Work to be completed: The records are to be restated in their entirety, word for word.

Stored dataset items:
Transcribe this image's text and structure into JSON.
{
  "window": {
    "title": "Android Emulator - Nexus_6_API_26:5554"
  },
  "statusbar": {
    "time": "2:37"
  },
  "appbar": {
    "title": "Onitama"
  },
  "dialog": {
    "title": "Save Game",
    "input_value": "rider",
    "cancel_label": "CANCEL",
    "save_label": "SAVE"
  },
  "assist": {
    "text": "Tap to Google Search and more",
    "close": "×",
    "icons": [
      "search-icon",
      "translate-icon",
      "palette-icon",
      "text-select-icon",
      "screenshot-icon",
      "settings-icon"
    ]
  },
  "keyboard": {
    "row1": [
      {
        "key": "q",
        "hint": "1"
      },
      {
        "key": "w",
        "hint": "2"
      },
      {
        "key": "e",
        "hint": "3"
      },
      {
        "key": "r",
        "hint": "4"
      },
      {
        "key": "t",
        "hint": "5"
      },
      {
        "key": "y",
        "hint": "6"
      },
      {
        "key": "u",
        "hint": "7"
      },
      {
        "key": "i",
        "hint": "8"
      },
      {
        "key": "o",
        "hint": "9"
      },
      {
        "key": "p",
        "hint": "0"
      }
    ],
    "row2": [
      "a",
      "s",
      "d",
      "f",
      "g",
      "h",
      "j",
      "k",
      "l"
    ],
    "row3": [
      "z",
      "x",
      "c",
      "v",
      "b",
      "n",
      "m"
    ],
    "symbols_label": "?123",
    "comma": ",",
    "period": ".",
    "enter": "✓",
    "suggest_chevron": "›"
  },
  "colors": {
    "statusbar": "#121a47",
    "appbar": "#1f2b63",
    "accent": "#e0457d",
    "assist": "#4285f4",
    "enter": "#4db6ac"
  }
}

Solution below:
Transcribe this image's text and structure into JSON.
{
  "window": {
    "title": "Android Emulator - Nexus_6_API_26:5554"
  },
  "statusbar": {
    "time": "2:37"
  },
  "appbar": {
    "title": "Onitama"
  },
  "dialog": {
    "title": "Save Game",
    "input_value": "rider",
    "cancel_label": "CANCEL",
    "save_label": "SAVE"
  },
  "assist": {
    "text": "Tap to Google Search and more",
    "close": "×",
    "icons": [
      "search-icon",
      "translate-icon",
      "palette-icon",
      "text-select-icon",
      "screenshot-icon",
      "settings-icon"
    ]
  },
  "keyboard": {
    "row1": [
      {
        "key": "q",
        "hint": "1"
      },
      {
        "key": "w",
        "hint": "2"
      },
      {
        "key": "e",
        "hint": "3"
      },
      {
        "key": "r",
        "hint": "4"
      },
      {
        "key": "t",
        "hint": "5"
      },
      {
        "key": "y",
        "hint": "6"
      },
      {
        "key": "u",
        "hint": "7"
      },
      {
        "key": "i",
        "hint": "8"
      },
      {
        "key": "o",
        "hint": "9"
      },
      {
        "key": "p",
        "hint": "0"
      }
    ],
    "row2": [
      "a",
      "s",
      "d",
      "f",
      "g",
      "h",
      "j",
      "k",
      "l"
    ],
    "row3": [
      "z",
      "x",
      "c",
      "v",
      "b",
      "n",
      "m"
    ],
    "symbols_label": "?123",
    "comma": ",",
    "period": ".",
    "enter": "✓",
    "suggest_chevron": "›"
  },
  "colors": {
    "statusbar": "#121a47",
    "appbar": "#1f2b63",
    "accent": "#e0457d",
    "assist": "#4285f4",
    "enter": "#4db6ac"
  }
}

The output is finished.